▸ **THE REQUEST**
Take the material below and write it all out again exactly.

▸ **RAW DATA**
'''
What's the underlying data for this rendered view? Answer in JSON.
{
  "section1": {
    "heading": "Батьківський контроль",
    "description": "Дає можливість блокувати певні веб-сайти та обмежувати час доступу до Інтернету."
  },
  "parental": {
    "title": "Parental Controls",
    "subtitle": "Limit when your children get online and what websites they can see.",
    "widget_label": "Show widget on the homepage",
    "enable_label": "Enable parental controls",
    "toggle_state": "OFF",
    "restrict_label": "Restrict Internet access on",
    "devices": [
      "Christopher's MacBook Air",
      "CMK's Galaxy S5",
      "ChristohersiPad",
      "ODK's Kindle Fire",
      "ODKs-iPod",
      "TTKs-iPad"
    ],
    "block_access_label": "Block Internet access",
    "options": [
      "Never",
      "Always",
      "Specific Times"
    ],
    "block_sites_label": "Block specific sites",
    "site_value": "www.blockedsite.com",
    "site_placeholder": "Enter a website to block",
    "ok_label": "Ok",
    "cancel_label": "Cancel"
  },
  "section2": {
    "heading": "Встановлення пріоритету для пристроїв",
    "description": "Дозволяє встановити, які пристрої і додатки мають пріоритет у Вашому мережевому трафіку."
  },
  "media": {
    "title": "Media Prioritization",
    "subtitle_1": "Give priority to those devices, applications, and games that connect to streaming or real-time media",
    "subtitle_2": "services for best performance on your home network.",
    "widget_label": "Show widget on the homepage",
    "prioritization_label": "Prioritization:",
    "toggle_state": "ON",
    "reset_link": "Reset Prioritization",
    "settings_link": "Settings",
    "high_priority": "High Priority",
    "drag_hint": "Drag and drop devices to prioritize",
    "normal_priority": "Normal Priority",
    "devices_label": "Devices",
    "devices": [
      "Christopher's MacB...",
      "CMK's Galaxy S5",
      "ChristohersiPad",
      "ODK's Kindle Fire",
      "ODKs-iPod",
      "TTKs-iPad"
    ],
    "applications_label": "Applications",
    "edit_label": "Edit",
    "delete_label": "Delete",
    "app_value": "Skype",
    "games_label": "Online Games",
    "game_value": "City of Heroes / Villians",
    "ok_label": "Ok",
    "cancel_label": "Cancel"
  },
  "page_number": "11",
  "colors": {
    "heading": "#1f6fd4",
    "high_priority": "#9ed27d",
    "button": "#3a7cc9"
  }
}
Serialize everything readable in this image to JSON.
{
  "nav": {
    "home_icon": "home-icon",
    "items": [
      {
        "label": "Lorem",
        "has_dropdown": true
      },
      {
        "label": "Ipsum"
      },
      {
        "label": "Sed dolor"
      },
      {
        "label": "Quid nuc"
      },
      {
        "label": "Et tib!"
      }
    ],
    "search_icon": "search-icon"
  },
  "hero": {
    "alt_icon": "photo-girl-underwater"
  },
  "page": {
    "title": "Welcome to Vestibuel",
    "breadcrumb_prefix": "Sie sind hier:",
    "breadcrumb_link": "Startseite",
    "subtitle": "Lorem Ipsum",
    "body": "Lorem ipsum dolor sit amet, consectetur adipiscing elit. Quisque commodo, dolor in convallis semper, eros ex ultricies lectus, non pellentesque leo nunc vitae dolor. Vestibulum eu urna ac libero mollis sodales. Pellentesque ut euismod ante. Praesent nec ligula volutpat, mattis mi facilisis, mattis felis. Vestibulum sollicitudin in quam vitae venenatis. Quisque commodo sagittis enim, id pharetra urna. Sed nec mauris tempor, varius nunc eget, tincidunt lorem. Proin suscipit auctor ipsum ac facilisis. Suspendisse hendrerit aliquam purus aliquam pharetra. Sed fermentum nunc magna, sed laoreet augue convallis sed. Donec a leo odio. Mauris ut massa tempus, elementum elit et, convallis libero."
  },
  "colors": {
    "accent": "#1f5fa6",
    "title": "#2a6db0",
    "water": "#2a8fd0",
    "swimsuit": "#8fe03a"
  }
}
'''
▸ **COMPLETED TASK**
What's the underlying data for this rendered view? Answer in JSON.
{
  "section1": {
    "heading": "Батьківський контроль",
    "description": "Дає можливість блокувати певні веб-сайти та обмежувати час доступу до Інтернету."
  },
  "parental": {
    "title": "Parental Controls",
    "subtitle": "Limit when your children get online and what websites they can see.",
    "widget_label": "Show widget on the homepage",
    "enable_label": "Enable parental controls",
    "toggle_state": "OFF",
    "restrict_label": "Restrict Internet access on",
    "devices": [
      "Christopher's MacBook Air",
      "CMK's Galaxy S5",
      "ChristohersiPad",
      "ODK's Kindle Fire",
      "ODKs-iPod",
      "TTKs-iPad"
    ],
    "block_access_label": "Block Internet access",
    "options": [
      "Never",
      "Always",
      "Specific Times"
    ],
    "block_sites_label": "Block specific sites",
    "site_value": "www.blockedsite.com",
    "site_placeholder": "Enter a website to block",
    "ok_label": "Ok",
    "cancel_label": "Cancel"
  },
  "section2": {
    "heading": "Встановлення пріоритету для пристроїв",
    "description": "Дозволяє встановити, які пристрої і додатки мають пріоритет у Вашому мережевому трафіку."
  },
  "media": {
    "title": "Media Prioritization",
    "subtitle_1": "Give priority to those devices, applications, and games that connect to streaming or real-time media",
    "subtitle_2": "services for best performance on your home network.",
    "widget_label": "Show widget on the homepage",
    "prioritization_label": "Prioritization:",
    "toggle_state": "ON",
    "reset_link": "Reset Prioritization",
    "settings_link": "Settings",
    "high_priority": "High Priority",
    "drag_hint": "Drag and drop devices to prioritize",
    "normal_priority": "Normal Priority",
    "devices_label": "Devices",
    "devices": [
      "Christopher's MacB...",
      "CMK's Galaxy S5",
      "ChristohersiPad",
      "ODK's Kindle Fire",
      "ODKs-iPod",
      "TTKs-iPad"
    ],
    "applications_label": "Applications",
    "edit_label": "Edit",
    "delete_label": "Delete",
    "app_value": "Skype",
    "games_label": "Online Games",
    "game_value": "City of Heroes / Villians",
    "ok_label": "Ok",
    "cancel_label": "Cancel"
  },
  "page_number": "11",
  "colors": {
    "heading": "#1f6fd4",
    "high_priority": "#9ed27d",
    "button": "#3a7cc9"
  }
}
Serialize everything readable in this image to JSON.
{
  "nav": {
    "home_icon": "home-icon",
    "items": [
      {
        "label": "Lorem",
        "has_dropdown": true
      },
      {
        "label": "Ipsum"
      },
      {
        "label": "Sed dolor"
      },
      {
        "label": "Quid nuc"
      },
      {
        "label": "Et tib!"
      }
    ],
    "search_icon": "search-icon"
  },
  "hero": {
    "alt_icon": "photo-girl-underwater"
  },
  "page": {
    "title": "Welcome to Vestibuel",
    "breadcrumb_prefix": "Sie sind hier:",
    "breadcrumb_link": "Startseite",
    "subtitle": "Lorem Ipsum",
    "body": "Lorem ipsum dolor sit amet, consectetur adipiscing elit. Quisque commodo, dolor in convallis semper, eros ex ultricies lectus, non pellentesque leo nunc vitae dolor. Vestibulum eu urna ac libero mollis sodales. Pellentesque ut euismod ante. Praesent nec ligula volutpat, mattis mi facilisis, mattis felis. Vestibulum sollicitudin in quam vitae venenatis. Quisque commodo sagittis enim, id pharetra urna. Sed nec mauris tempor, varius nunc eget, tincidunt lorem. Proin suscipit auctor ipsum ac facilisis. Suspendisse hendrerit aliquam purus aliquam pharetra. Sed fermentum nunc magna, sed laoreet augue convallis sed. Donec a leo odio. Mauris ut massa tempus, elementum elit et, convallis libero."
  },
  "colors": {
    "accent": "#1f5fa6",
    "title": "#2a6db0",
    "water": "#2a8fd0",
    "swimsuit": "#8fe03a"
  }
}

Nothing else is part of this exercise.